*Exercise*
Check every line below for the string "nerveuses", and copy the lines that contain it.

----

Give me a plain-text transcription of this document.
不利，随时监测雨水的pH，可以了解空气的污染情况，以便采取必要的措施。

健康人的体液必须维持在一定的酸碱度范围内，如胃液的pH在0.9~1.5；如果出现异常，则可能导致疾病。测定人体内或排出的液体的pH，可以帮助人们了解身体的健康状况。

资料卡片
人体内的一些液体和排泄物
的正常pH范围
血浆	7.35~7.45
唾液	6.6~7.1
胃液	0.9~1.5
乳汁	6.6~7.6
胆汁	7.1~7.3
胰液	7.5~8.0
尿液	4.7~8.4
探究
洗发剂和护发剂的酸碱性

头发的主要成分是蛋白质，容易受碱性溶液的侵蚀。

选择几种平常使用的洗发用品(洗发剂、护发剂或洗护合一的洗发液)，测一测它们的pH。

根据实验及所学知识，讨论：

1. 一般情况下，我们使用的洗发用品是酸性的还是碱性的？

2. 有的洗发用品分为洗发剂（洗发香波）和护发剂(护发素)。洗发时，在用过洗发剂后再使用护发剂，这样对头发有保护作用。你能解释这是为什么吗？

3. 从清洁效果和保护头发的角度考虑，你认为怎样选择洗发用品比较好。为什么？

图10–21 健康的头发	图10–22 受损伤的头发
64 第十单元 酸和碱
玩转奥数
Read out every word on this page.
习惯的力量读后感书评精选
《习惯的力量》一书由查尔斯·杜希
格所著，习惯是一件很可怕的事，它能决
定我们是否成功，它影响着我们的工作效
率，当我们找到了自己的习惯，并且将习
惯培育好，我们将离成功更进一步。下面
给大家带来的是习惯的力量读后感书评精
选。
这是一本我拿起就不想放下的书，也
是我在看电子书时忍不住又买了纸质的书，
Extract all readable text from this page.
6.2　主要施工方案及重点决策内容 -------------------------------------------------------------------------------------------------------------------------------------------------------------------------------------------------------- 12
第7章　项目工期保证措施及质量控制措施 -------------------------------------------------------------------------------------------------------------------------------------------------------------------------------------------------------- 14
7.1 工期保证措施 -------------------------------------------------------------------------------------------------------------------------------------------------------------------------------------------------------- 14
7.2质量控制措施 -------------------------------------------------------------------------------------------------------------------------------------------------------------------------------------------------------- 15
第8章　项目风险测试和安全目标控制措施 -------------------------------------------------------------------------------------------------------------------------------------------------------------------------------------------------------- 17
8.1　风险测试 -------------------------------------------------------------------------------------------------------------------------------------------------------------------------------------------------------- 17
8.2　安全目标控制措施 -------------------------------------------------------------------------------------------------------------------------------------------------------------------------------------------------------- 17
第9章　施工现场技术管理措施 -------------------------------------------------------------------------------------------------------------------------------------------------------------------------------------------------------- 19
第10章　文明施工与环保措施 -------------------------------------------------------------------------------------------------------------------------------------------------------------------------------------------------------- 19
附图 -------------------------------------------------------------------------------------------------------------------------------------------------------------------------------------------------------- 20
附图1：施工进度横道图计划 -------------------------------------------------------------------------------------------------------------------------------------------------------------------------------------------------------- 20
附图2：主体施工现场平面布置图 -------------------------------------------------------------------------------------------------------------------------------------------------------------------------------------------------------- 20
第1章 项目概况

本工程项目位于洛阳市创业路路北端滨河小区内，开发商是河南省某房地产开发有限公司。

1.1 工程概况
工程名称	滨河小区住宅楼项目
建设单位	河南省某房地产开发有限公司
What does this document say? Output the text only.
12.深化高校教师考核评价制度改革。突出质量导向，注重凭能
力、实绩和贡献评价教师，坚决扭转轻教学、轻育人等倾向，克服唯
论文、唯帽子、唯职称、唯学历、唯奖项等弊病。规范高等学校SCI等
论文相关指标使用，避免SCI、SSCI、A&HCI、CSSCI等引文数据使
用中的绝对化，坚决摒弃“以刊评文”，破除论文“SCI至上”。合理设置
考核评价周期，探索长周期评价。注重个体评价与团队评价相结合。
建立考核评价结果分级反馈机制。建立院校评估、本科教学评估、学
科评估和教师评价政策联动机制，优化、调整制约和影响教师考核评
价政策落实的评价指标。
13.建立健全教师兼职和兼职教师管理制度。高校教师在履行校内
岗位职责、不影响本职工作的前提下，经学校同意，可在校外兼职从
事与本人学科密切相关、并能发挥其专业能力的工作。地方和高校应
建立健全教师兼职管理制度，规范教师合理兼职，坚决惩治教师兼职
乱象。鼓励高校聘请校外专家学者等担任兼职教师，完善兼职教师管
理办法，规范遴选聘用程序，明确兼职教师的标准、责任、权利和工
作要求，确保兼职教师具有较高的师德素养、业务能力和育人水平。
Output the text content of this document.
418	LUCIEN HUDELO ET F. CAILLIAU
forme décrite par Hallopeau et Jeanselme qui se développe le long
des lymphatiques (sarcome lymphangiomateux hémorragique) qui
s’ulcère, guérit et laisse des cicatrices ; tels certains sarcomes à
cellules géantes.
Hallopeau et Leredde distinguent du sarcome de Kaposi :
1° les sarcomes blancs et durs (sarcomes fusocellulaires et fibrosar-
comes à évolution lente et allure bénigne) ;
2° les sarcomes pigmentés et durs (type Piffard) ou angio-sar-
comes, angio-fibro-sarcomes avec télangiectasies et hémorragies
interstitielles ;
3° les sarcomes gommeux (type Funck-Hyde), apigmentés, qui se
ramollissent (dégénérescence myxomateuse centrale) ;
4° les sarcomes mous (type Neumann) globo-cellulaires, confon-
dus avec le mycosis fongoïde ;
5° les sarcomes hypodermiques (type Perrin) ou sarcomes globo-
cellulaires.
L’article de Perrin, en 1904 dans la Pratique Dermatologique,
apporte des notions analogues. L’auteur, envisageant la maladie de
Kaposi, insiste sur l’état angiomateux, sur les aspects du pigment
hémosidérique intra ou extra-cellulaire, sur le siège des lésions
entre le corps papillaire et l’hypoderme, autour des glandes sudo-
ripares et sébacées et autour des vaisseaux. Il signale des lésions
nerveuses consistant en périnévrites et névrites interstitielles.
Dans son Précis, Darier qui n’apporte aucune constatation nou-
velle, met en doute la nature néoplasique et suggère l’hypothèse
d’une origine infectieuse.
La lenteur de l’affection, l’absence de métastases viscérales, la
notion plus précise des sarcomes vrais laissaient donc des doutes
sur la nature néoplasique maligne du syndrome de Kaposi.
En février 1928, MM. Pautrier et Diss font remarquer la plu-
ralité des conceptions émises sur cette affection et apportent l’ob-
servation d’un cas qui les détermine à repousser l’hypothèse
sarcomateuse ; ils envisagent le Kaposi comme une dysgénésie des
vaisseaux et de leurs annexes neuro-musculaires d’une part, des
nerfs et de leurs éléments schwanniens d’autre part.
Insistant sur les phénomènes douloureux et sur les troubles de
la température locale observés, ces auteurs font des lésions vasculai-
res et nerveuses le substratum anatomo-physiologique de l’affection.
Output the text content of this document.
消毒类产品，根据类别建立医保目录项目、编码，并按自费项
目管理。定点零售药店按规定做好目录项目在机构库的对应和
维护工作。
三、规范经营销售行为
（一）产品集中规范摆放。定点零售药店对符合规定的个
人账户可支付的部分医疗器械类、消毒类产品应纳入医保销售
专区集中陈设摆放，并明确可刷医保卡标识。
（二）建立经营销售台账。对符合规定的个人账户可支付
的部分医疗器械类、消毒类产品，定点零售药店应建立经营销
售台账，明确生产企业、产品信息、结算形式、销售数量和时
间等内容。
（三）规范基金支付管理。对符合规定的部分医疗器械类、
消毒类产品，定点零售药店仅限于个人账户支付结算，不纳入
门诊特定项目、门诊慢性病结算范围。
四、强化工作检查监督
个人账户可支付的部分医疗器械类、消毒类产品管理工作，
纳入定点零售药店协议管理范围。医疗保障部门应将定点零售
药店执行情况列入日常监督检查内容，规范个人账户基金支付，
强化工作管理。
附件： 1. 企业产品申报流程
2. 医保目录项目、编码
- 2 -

----

*Response to this task*
nerveuses consistant en périnévrites et névrites interstitielles.
res et nerveuses le substratum anatomo-physiologique de l’affection.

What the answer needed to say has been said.